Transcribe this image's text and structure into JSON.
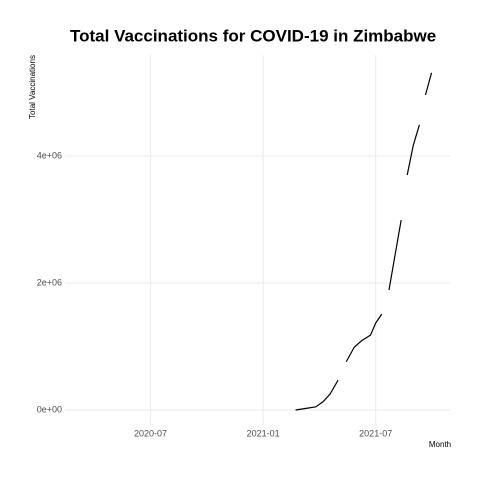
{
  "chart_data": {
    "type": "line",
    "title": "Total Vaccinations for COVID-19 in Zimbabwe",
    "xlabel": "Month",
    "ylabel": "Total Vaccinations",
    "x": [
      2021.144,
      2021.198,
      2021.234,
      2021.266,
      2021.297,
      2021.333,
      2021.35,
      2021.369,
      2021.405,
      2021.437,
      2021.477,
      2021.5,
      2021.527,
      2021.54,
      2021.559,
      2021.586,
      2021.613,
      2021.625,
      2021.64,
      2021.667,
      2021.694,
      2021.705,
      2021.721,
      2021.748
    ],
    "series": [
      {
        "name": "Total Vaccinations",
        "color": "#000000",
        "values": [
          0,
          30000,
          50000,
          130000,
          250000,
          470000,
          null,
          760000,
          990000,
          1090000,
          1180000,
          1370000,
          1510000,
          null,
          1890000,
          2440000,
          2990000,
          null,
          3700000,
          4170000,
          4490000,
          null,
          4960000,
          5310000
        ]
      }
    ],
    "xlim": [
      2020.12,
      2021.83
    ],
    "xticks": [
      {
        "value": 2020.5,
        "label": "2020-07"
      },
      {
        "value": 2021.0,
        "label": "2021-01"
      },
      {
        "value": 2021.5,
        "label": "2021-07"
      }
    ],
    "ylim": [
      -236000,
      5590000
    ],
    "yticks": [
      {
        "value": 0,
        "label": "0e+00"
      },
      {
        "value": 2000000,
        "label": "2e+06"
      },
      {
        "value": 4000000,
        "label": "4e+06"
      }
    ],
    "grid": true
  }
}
...
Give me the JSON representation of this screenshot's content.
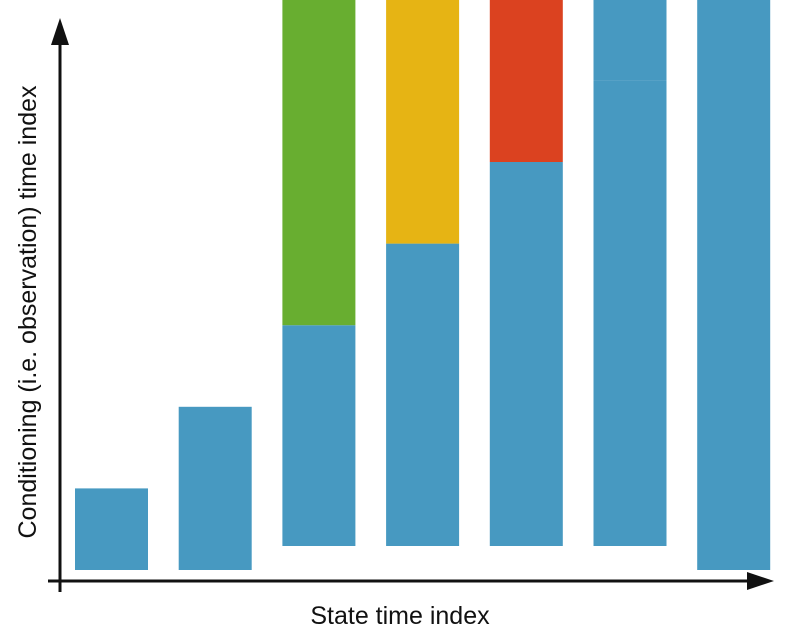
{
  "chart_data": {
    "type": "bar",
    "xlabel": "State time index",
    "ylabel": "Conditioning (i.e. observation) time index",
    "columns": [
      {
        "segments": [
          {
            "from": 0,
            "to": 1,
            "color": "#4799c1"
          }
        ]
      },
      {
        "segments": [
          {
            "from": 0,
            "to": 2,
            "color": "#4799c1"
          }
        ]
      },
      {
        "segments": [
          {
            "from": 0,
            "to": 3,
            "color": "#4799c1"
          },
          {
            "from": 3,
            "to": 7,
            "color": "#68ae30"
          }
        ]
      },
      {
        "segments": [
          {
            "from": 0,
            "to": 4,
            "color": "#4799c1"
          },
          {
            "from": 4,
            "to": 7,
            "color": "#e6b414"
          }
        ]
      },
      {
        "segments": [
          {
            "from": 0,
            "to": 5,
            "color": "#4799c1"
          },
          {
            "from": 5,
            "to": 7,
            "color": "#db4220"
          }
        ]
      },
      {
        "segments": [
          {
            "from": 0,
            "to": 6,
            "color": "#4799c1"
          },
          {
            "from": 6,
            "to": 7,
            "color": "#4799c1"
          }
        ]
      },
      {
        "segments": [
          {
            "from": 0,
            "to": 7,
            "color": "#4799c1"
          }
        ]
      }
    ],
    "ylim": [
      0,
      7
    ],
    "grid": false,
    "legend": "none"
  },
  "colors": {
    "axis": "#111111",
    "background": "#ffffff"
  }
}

● **DIRECTION**
Lines of the material that contain the word "ylabel" are to be gathered.

● **ANSWER TO THE EXERCISE**
    "ylabel": "Total Vaccinations",
    "ylabel": "Conditioning (i.e. observation) time index",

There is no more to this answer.